#### [What you are asked to do]
Find every line in the records below that holds the word "this" and copy it.

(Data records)
((

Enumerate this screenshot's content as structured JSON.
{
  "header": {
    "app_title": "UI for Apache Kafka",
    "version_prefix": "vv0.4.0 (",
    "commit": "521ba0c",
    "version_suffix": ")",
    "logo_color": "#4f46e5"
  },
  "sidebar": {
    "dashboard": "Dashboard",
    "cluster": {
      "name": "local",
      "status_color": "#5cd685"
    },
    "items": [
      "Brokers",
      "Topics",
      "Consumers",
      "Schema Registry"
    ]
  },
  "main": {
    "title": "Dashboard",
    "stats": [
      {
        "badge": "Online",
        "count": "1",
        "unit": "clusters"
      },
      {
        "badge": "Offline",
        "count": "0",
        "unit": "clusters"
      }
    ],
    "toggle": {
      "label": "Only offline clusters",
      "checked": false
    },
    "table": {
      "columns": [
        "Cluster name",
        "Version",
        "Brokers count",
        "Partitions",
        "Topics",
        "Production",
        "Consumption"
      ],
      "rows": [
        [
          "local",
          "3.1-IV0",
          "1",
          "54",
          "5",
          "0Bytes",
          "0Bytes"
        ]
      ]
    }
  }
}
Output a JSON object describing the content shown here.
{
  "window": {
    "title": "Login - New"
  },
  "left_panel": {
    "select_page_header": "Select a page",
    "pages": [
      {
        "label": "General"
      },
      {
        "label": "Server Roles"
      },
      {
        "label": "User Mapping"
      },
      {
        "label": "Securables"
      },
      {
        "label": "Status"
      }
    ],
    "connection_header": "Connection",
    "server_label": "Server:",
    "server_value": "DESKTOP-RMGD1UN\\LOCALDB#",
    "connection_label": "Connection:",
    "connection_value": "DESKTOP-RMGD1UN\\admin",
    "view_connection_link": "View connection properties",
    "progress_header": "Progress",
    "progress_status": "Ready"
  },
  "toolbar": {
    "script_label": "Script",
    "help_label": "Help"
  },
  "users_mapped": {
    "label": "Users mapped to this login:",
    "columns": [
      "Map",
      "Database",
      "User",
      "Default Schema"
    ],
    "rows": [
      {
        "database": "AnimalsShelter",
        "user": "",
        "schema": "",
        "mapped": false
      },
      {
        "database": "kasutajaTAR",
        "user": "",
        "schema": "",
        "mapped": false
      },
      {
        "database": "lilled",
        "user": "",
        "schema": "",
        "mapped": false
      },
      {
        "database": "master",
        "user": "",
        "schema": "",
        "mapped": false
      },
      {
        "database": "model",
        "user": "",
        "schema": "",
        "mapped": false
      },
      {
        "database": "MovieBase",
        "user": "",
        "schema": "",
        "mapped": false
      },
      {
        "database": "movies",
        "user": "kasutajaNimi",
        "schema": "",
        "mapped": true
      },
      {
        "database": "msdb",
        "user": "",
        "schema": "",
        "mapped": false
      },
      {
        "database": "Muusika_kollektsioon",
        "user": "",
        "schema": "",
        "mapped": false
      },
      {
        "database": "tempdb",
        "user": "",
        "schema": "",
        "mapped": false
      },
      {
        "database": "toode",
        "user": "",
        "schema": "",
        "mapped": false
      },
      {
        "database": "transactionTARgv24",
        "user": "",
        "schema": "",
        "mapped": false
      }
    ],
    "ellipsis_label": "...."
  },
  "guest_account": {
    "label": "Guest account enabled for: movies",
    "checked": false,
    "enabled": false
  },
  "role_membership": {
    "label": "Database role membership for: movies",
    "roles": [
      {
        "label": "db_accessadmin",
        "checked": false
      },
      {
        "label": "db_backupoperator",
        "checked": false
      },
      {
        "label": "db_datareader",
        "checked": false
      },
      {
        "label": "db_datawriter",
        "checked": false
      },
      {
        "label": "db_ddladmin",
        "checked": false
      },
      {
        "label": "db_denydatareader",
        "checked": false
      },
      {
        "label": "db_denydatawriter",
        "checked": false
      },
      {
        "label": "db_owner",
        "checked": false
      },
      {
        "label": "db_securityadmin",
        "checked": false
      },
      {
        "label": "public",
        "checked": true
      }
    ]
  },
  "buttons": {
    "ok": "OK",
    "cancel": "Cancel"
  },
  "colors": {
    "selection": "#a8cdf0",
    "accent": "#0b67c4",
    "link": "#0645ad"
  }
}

))

#### [Result of the exercise]
Enumerate this screenshot's content as structured JSON.
    "label": "Users mapped to this login:",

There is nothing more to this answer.